++++ Items ++++

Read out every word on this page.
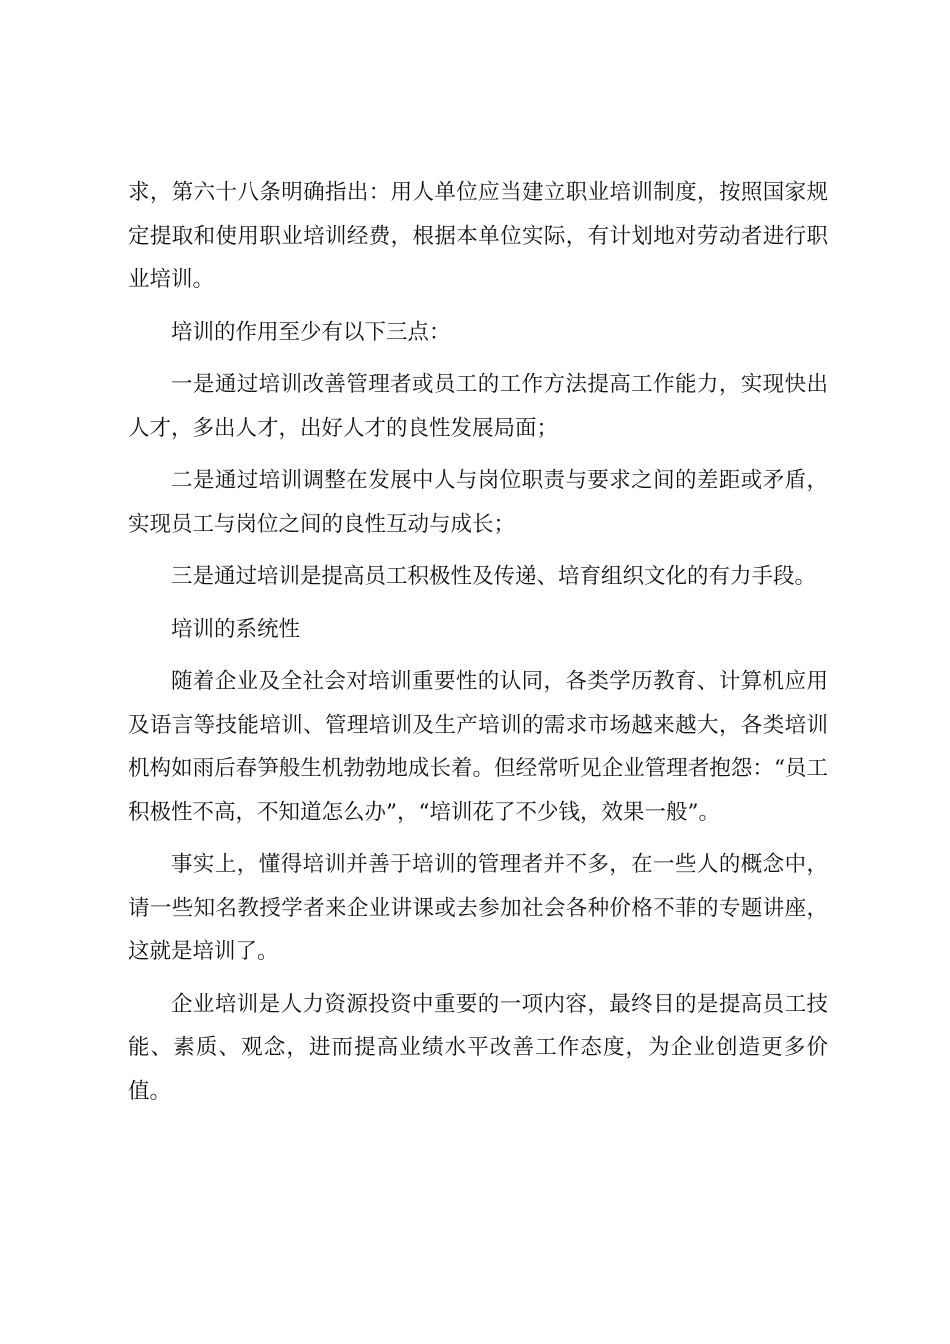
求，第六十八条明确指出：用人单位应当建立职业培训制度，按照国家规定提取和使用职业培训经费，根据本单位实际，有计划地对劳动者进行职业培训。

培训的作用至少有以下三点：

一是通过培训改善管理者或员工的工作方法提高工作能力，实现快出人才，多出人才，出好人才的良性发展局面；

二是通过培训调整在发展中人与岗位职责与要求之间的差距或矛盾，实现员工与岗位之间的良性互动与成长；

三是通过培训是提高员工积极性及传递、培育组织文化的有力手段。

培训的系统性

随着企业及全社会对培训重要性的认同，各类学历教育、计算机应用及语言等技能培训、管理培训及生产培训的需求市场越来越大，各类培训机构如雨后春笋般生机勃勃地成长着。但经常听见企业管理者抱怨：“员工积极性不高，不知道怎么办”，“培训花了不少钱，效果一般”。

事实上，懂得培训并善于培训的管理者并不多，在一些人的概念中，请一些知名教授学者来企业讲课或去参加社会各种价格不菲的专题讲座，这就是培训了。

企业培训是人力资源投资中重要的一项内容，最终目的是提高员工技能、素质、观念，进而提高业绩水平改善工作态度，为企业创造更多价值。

++++

Exercise brief ▸ From the listing above, print every entry precisely and drop the pictures.

Output of the task ▸
Read out every word on this page.
求，第六十八条明确指出：用人单位应当建立职业培训制度，按照国家规定提取和使用职业培训经费，根据本单位实际，有计划地对劳动者进行职业培训。

培训的作用至少有以下三点：

一是通过培训改善管理者或员工的工作方法提高工作能力，实现快出人才，多出人才，出好人才的良性发展局面；

二是通过培训调整在发展中人与岗位职责与要求之间的差距或矛盾，实现员工与岗位之间的良性互动与成长；

三是通过培训是提高员工积极性及传递、培育组织文化的有力手段。

培训的系统性

随着企业及全社会对培训重要性的认同，各类学历教育、计算机应用及语言等技能培训、管理培训及生产培训的需求市场越来越大，各类培训机构如雨后春笋般生机勃勃地成长着。但经常听见企业管理者抱怨：“员工积极性不高，不知道怎么办”，“培训花了不少钱，效果一般”。

事实上，懂得培训并善于培训的管理者并不多，在一些人的概念中，请一些知名教授学者来企业讲课或去参加社会各种价格不菲的专题讲座，这就是培训了。

企业培训是人力资源投资中重要的一项内容，最终目的是提高员工技能、素质、观念，进而提高业绩水平改善工作态度，为企业创造更多价值。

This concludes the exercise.